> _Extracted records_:
----

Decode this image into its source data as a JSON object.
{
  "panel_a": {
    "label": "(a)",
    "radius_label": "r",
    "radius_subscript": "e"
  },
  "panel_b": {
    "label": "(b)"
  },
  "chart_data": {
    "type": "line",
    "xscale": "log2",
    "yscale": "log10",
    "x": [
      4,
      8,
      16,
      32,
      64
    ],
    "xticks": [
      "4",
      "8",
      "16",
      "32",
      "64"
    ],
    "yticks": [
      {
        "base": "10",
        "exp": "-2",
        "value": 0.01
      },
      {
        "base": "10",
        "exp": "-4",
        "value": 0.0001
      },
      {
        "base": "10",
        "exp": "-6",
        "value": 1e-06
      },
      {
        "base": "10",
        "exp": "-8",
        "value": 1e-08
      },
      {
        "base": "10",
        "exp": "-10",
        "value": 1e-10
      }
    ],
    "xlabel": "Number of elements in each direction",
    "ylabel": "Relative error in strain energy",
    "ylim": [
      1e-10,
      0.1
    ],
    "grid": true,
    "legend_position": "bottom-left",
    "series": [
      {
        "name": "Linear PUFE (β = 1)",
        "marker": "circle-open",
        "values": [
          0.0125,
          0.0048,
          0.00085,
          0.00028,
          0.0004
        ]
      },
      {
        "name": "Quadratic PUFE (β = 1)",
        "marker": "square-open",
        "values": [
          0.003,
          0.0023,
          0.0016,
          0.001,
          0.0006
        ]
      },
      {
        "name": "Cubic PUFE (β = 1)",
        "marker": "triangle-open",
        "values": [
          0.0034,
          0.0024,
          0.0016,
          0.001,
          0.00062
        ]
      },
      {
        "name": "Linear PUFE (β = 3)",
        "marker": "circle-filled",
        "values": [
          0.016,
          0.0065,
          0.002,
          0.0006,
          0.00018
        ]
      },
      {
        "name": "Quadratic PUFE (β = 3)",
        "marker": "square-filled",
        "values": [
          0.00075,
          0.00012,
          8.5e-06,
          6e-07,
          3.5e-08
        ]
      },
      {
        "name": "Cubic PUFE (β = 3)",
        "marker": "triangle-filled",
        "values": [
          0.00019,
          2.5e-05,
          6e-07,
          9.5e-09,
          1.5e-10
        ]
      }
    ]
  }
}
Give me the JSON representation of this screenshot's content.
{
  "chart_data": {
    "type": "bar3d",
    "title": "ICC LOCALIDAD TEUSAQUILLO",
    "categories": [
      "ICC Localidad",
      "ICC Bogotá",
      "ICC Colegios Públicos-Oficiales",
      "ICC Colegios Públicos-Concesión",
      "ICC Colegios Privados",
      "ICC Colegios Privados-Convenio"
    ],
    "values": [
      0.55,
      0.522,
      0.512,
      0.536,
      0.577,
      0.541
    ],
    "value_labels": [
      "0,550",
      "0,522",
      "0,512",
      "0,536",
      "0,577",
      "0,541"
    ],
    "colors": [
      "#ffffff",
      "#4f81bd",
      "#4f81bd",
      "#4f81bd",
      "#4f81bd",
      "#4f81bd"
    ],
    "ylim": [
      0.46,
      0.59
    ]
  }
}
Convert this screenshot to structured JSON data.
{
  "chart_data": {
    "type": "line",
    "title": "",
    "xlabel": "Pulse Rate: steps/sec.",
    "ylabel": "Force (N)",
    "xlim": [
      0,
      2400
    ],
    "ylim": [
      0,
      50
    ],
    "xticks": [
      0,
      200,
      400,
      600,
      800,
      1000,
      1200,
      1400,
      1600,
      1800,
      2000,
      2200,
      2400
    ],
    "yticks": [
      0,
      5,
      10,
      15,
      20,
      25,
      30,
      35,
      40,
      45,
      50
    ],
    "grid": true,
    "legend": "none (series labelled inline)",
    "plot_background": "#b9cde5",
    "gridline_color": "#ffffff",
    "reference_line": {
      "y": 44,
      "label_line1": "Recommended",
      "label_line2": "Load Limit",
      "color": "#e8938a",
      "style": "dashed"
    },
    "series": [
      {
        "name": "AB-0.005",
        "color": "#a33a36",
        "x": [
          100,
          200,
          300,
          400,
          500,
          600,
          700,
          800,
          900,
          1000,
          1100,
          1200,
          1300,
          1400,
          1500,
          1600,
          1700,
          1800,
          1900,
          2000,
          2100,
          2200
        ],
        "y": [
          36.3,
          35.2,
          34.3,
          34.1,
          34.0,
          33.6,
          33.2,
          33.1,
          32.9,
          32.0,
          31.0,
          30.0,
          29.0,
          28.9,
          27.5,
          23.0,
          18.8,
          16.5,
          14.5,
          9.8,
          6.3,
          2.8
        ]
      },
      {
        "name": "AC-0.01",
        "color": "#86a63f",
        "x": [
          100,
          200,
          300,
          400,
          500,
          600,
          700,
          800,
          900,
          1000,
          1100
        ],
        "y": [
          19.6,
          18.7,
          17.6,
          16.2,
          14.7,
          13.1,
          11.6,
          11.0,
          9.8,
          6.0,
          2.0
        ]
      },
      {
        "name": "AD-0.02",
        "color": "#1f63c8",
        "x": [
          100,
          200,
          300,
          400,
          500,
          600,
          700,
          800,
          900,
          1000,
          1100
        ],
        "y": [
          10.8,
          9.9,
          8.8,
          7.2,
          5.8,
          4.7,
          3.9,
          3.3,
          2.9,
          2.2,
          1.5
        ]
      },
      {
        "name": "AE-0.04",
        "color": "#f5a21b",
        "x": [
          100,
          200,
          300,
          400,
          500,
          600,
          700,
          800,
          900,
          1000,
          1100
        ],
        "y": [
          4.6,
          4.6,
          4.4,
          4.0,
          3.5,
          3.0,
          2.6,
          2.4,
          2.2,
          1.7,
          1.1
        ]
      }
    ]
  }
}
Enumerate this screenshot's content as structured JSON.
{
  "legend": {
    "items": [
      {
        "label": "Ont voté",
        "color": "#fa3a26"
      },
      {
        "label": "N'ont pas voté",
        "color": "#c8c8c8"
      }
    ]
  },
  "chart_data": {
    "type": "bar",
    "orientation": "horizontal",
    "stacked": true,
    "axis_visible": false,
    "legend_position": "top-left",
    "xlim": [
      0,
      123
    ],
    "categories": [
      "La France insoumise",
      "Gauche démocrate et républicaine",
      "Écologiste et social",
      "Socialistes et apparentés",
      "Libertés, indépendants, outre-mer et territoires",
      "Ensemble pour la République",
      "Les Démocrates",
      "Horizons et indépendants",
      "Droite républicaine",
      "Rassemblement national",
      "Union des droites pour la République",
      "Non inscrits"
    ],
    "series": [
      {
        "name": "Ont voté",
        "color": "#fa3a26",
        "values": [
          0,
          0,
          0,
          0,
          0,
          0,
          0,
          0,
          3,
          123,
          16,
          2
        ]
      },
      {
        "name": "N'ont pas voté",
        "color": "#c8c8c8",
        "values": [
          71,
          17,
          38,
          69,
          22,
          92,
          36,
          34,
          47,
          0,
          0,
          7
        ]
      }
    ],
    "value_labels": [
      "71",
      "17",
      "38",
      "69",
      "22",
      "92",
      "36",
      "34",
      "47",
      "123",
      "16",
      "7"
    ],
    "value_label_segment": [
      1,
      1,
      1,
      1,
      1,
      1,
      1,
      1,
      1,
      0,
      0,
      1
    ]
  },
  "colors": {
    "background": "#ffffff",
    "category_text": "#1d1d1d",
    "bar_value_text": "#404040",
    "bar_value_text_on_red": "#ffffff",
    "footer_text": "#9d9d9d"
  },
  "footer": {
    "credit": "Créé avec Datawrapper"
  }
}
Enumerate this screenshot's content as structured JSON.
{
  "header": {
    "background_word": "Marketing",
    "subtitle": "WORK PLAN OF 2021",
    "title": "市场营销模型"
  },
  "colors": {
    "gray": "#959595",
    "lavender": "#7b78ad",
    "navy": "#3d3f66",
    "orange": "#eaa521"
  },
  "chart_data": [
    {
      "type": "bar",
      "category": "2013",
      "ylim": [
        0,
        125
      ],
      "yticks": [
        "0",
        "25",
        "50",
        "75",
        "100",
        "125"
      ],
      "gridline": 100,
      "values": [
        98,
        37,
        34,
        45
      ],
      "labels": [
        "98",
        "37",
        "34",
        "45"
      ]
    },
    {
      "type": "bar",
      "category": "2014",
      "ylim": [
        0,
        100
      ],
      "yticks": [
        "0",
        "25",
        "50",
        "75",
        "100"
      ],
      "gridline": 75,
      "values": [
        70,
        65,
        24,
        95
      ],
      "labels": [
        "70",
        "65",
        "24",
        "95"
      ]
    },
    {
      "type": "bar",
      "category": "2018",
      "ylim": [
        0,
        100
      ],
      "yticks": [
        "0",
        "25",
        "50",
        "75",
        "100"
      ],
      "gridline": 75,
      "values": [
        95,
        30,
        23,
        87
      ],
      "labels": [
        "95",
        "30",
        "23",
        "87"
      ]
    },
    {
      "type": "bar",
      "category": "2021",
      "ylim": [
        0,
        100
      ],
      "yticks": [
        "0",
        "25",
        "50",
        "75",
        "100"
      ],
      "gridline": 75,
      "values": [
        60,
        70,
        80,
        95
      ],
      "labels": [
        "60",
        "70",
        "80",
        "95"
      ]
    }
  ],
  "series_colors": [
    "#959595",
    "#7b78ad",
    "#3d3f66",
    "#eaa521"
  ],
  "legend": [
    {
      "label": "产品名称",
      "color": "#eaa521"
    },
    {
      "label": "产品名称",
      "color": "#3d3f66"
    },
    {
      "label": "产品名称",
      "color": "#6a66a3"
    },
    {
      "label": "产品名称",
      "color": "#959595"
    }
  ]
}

----

> _EXERCISE AIM_:
Take every line that includes the string "voté" and copy it.

> _ANSWER TO THE TASK_:
        "label": "Ont voté",
        "label": "N'ont pas voté",
        "name": "Ont voté",
        "name": "N'ont pas voté",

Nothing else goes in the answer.